§ PROBLEM STATEMENT: Determine how many lines contain the string "connexion" and reply with that number alone.

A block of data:

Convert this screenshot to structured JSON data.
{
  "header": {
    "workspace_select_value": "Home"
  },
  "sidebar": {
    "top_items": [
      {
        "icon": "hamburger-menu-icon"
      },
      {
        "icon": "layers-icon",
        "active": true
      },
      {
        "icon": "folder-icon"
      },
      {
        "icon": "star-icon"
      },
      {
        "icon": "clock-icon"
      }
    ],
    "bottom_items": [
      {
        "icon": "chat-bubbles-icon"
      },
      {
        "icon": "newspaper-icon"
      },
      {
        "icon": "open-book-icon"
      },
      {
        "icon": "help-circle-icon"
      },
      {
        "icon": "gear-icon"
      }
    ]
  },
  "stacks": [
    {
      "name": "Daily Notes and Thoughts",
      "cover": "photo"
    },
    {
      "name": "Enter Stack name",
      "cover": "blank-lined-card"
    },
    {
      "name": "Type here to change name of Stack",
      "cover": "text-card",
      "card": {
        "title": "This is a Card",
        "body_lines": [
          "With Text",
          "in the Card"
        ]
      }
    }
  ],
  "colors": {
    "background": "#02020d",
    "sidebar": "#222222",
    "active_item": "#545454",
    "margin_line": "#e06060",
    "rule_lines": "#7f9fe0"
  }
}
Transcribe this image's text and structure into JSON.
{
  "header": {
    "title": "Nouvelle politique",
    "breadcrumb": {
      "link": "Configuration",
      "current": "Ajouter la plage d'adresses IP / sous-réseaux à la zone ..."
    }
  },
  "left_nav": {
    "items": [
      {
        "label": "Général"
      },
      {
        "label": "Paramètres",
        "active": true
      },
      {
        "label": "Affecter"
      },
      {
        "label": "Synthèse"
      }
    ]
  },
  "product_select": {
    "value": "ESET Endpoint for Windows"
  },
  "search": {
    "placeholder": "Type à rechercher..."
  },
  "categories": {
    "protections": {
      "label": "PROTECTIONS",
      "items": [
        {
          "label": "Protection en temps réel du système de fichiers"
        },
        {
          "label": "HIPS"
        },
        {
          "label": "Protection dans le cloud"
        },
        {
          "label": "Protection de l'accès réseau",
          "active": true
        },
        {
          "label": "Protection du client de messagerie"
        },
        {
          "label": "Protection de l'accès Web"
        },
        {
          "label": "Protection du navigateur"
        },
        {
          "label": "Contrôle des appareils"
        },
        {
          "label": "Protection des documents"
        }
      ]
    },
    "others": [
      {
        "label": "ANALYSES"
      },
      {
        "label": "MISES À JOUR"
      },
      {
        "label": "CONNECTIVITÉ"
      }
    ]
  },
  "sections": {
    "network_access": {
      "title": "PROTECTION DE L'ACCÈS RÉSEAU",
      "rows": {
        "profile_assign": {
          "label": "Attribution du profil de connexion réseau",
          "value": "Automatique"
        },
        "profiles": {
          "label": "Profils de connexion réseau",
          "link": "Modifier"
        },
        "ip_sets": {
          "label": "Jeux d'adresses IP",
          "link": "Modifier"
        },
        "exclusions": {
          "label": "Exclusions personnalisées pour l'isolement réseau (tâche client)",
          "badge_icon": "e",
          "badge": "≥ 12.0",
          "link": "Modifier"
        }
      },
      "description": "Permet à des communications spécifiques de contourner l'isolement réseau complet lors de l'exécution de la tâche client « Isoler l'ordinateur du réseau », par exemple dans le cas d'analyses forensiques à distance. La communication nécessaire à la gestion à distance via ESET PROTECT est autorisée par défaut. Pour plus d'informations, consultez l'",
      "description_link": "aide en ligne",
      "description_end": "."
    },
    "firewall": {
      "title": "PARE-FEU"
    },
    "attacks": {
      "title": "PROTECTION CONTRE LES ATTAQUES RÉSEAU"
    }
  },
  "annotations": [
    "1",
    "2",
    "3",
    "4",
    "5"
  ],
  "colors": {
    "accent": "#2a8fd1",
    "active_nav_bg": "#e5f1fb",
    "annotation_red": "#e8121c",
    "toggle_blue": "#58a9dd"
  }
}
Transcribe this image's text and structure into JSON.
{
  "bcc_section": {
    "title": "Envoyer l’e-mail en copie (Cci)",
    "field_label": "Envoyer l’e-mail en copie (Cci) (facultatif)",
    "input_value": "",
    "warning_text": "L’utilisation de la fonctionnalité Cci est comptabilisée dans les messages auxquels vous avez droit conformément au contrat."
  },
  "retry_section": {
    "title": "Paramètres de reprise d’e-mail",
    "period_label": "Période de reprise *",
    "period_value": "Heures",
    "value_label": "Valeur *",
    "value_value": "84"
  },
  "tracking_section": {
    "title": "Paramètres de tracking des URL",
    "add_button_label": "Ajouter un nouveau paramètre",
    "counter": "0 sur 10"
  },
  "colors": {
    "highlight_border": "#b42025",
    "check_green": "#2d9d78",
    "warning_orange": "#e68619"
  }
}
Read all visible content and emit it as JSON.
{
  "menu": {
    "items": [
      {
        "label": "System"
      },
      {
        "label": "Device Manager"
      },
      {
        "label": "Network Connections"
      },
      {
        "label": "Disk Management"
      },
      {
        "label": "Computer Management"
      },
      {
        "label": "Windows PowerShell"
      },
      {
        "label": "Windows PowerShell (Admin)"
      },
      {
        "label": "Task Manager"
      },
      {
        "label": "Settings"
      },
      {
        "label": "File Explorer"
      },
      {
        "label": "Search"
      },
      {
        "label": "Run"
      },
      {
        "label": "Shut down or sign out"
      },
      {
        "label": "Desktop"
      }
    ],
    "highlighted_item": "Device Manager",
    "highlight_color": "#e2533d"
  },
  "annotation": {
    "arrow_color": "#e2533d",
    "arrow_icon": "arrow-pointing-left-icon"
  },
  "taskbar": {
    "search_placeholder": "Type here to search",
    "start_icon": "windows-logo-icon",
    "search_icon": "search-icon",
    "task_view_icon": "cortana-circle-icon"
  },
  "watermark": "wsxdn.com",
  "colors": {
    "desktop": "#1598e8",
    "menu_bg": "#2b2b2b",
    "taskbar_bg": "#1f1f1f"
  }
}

§ SOLUTION BELOW: 2